» WORK TO DO
Images should be left out, and everything else in the listing reproduced exactly.

» SOURCE MATERIAL
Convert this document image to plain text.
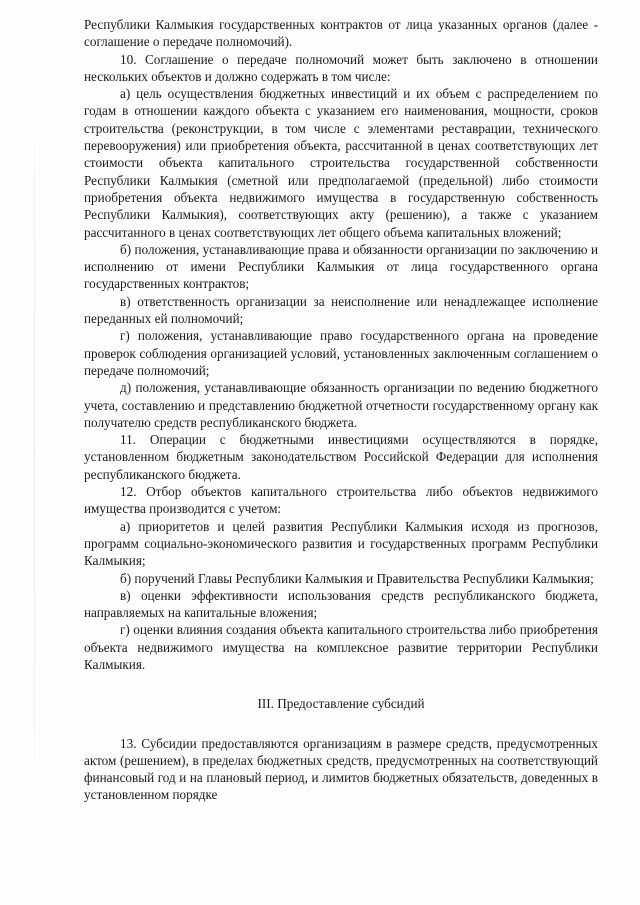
Республики Калмыкия государственных контрактов от лица указанных органов (далее - соглашение о передаче полномочий).

10. Соглашение о передаче полномочий может быть заключено в отношении нескольких объектов и должно содержать в том числе:

а) цель осуществления бюджетных инвестиций и их объем с распределением по годам в отношении каждого объекта с указанием его наименования, мощности, сроков строительства (реконструкции, в том числе с элементами реставрации, технического перевооружения) или приобретения объекта, рассчитанной в ценах соответствующих лет стоимости объекта капитального строительства государственной собственности Республики Калмыкия (сметной или предполагаемой (предельной) либо стоимости приобретения объекта недвижимого имущества в государственную собственность Республики Калмыкия), соответствующих акту (решению), а также с указанием рассчитанного в ценах соответствующих лет общего объема капитальных вложений;

б) положения, устанавливающие права и обязанности организации по заключению и исполнению от имени Республики Калмыкия от лица государственного органа государственных контрактов;

в) ответственность организации за неисполнение или ненадлежащее исполнение переданных ей полномочий;

г) положения, устанавливающие право государственного органа на проведение проверок соблюдения организацией условий, установленных заключенным соглашением о передаче полномочий;

д) положения, устанавливающие обязанность организации по ведению бюджетного учета, составлению и представлению бюджетной отчетности государственному органу как получателю средств республиканского бюджета.

11. Операции с бюджетными инвестициями осуществляются в порядке, установленном бюджетным законодательством Российской Федерации для исполнения республиканского бюджета.

12. Отбор объектов капитального строительства либо объектов недвижимого имущества производится с учетом:

а) приоритетов и целей развития Республики Калмыкия исходя из прогнозов, программ социально-экономического развития и государственных программ Республики Калмыкия;

б) поручений Главы Республики Калмыкия и Правительства Республики Калмыкия;

в) оценки эффективности использования средств республиканского бюджета, направляемых на капитальные вложения;

г) оценки влияния создания объекта капитального строительства либо приобретения объекта недвижимого имущества на комплексное развитие территории Республики Калмыкия.

III. Предоставление субсидий

13. Субсидии предоставляются организациям в размере средств, предусмотренных актом (решением), в пределах бюджетных средств, предусмотренных на соответствующий финансовый год и на плановый период, и лимитов бюджетных обязательств, доведенных в установленном порядке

» ANSWER TO THIS PROBLEM
Convert this document image to plain text.
Республики Калмыкия государственных контрактов от лица указанных органов (далее - соглашение о передаче полномочий).

10. Соглашение о передаче полномочий может быть заключено в отношении нескольких объектов и должно содержать в том числе:

а) цель осуществления бюджетных инвестиций и их объем с распределением по годам в отношении каждого объекта с указанием его наименования, мощности, сроков строительства (реконструкции, в том числе с элементами реставрации, технического перевооружения) или приобретения объекта, рассчитанной в ценах соответствующих лет стоимости объекта капитального строительства государственной собственности Республики Калмыкия (сметной или предполагаемой (предельной) либо стоимости приобретения объекта недвижимого имущества в государственную собственность Республики Калмыкия), соответствующих акту (решению), а также с указанием рассчитанного в ценах соответствующих лет общего объема капитальных вложений;

б) положения, устанавливающие права и обязанности организации по заключению и исполнению от имени Республики Калмыкия от лица государственного органа государственных контрактов;

в) ответственность организации за неисполнение или ненадлежащее исполнение переданных ей полномочий;

г) положения, устанавливающие право государственного органа на проведение проверок соблюдения организацией условий, установленных заключенным соглашением о передаче полномочий;

д) положения, устанавливающие обязанность организации по ведению бюджетного учета, составлению и представлению бюджетной отчетности государственному органу как получателю средств республиканского бюджета.

11. Операции с бюджетными инвестициями осуществляются в порядке, установленном бюджетным законодательством Российской Федерации для исполнения республиканского бюджета.

12. Отбор объектов капитального строительства либо объектов недвижимого имущества производится с учетом:

а) приоритетов и целей развития Республики Калмыкия исходя из прогнозов, программ социально-экономического развития и государственных программ Республики Калмыкия;

б) поручений Главы Республики Калмыкия и Правительства Республики Калмыкия;

в) оценки эффективности использования средств республиканского бюджета, направляемых на капитальные вложения;

г) оценки влияния создания объекта капитального строительства либо приобретения объекта недвижимого имущества на комплексное развитие территории Республики Калмыкия.

III. Предоставление субсидий

13. Субсидии предоставляются организациям в размере средств, предусмотренных актом (решением), в пределах бюджетных средств, предусмотренных на соответствующий финансовый год и на плановый период, и лимитов бюджетных обязательств, доведенных в установленном порядке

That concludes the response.